→ What is being asked
Where a line holds "costs", copy it.

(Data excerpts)
==================================================

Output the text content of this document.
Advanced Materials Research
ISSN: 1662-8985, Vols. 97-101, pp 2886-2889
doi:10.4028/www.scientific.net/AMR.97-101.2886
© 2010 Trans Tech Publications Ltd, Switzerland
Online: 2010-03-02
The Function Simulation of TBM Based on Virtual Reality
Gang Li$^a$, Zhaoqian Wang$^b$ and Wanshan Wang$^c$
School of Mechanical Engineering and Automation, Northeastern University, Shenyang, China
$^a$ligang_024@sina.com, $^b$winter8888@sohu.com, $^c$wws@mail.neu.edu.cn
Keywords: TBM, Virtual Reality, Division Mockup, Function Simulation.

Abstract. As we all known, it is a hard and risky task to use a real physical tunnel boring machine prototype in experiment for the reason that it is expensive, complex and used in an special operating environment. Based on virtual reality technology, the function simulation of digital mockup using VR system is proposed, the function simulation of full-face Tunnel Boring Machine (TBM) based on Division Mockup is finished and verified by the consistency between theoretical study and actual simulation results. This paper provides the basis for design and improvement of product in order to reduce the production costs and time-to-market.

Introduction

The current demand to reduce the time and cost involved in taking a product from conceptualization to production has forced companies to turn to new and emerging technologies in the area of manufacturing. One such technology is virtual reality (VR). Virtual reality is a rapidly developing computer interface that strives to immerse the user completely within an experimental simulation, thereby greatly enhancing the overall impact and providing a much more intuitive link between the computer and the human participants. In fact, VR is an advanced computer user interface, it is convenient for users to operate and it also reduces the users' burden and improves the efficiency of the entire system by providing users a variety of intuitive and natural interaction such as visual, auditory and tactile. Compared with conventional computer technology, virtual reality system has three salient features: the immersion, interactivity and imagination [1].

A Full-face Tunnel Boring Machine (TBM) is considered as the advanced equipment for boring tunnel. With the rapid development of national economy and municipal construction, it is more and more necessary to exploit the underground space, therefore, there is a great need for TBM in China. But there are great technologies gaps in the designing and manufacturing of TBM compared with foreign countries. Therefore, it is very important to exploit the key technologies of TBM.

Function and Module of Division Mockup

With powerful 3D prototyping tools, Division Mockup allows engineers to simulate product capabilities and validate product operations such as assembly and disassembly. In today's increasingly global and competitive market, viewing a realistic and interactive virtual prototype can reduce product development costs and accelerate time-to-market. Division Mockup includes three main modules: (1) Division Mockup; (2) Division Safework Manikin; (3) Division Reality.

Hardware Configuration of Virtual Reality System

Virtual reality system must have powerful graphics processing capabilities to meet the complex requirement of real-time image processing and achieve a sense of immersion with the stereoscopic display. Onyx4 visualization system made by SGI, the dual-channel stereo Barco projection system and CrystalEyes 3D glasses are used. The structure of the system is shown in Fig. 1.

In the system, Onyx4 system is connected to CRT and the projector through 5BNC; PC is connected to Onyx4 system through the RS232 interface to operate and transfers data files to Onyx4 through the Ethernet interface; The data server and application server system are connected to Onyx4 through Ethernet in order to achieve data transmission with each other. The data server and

==================================================

→ Exercise answer
Abstract. As we all known, it is a hard and risky task to use a real physical tunnel boring machine prototype in experiment for the reason that it is expensive, complex and used in an special operating environment. Based on virtual reality technology, the function simulation of digital mockup using VR system is proposed, the function simulation of full-face Tunnel Boring Machine (TBM) based on Division Mockup is finished and verified by the consistency between theoretical study and actual simulation results. This paper provides the basis for design and improvement of product in order to reduce the production costs and time-to-market.
With powerful 3D prototyping tools, Division Mockup allows engineers to simulate product capabilities and validate product operations such as assembly and disassembly. In today's increasingly global and competitive market, viewing a realistic and interactive virtual prototype can reduce product development costs and accelerate time-to-market. Division Mockup includes three main modules: (1) Division Mockup; (2) Division Safework Manikin; (3) Division Reality.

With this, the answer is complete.